Written problem
Set down each entry from the block beneath, exactly as written.

Source data
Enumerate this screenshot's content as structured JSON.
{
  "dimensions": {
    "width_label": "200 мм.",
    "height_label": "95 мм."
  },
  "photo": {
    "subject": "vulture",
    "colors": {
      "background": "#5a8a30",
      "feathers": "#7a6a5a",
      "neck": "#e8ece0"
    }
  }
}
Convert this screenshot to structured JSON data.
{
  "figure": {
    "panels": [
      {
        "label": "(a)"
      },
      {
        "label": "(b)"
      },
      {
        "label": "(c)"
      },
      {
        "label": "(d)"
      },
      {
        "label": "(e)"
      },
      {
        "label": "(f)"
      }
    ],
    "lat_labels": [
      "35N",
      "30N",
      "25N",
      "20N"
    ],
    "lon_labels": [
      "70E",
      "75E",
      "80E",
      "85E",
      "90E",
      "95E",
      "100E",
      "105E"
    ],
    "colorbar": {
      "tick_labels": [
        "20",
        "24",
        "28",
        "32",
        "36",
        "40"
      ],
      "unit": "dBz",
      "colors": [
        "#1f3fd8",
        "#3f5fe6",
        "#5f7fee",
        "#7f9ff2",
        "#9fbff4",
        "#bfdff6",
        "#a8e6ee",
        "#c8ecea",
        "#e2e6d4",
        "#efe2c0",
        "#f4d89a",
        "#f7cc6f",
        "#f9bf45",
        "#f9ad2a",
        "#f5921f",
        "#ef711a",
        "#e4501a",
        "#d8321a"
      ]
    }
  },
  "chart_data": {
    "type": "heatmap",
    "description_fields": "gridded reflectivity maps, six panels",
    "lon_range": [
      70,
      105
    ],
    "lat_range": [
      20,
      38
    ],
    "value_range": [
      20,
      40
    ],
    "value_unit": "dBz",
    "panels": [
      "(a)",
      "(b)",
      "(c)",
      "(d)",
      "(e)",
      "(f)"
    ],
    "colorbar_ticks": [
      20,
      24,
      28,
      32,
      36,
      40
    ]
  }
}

Solution below
Enumerate this screenshot's content as structured JSON.
{
  "dimensions": {
    "width_label": "200 мм.",
    "height_label": "95 мм."
  },
  "photo": {
    "subject": "vulture",
    "colors": {
      "background": "#5a8a30",
      "feathers": "#7a6a5a",
      "neck": "#e8ece0"
    }
  }
}
Convert this screenshot to structured JSON data.
{
  "figure": {
    "panels": [
      {
        "label": "(a)"
      },
      {
        "label": "(b)"
      },
      {
        "label": "(c)"
      },
      {
        "label": "(d)"
      },
      {
        "label": "(e)"
      },
      {
        "label": "(f)"
      }
    ],
    "lat_labels": [
      "35N",
      "30N",
      "25N",
      "20N"
    ],
    "lon_labels": [
      "70E",
      "75E",
      "80E",
      "85E",
      "90E",
      "95E",
      "100E",
      "105E"
    ],
    "colorbar": {
      "tick_labels": [
        "20",
        "24",
        "28",
        "32",
        "36",
        "40"
      ],
      "unit": "dBz",
      "colors": [
        "#1f3fd8",
        "#3f5fe6",
        "#5f7fee",
        "#7f9ff2",
        "#9fbff4",
        "#bfdff6",
        "#a8e6ee",
        "#c8ecea",
        "#e2e6d4",
        "#efe2c0",
        "#f4d89a",
        "#f7cc6f",
        "#f9bf45",
        "#f9ad2a",
        "#f5921f",
        "#ef711a",
        "#e4501a",
        "#d8321a"
      ]
    }
  },
  "chart_data": {
    "type": "heatmap",
    "description_fields": "gridded reflectivity maps, six panels",
    "lon_range": [
      70,
      105
    ],
    "lat_range": [
      20,
      38
    ],
    "value_range": [
      20,
      40
    ],
    "value_unit": "dBz",
    "panels": [
      "(a)",
      "(b)",
      "(c)",
      "(d)",
      "(e)",
      "(f)"
    ],
    "colorbar_ticks": [
      20,
      24,
      28,
      32,
      36,
      40
    ]
  }
}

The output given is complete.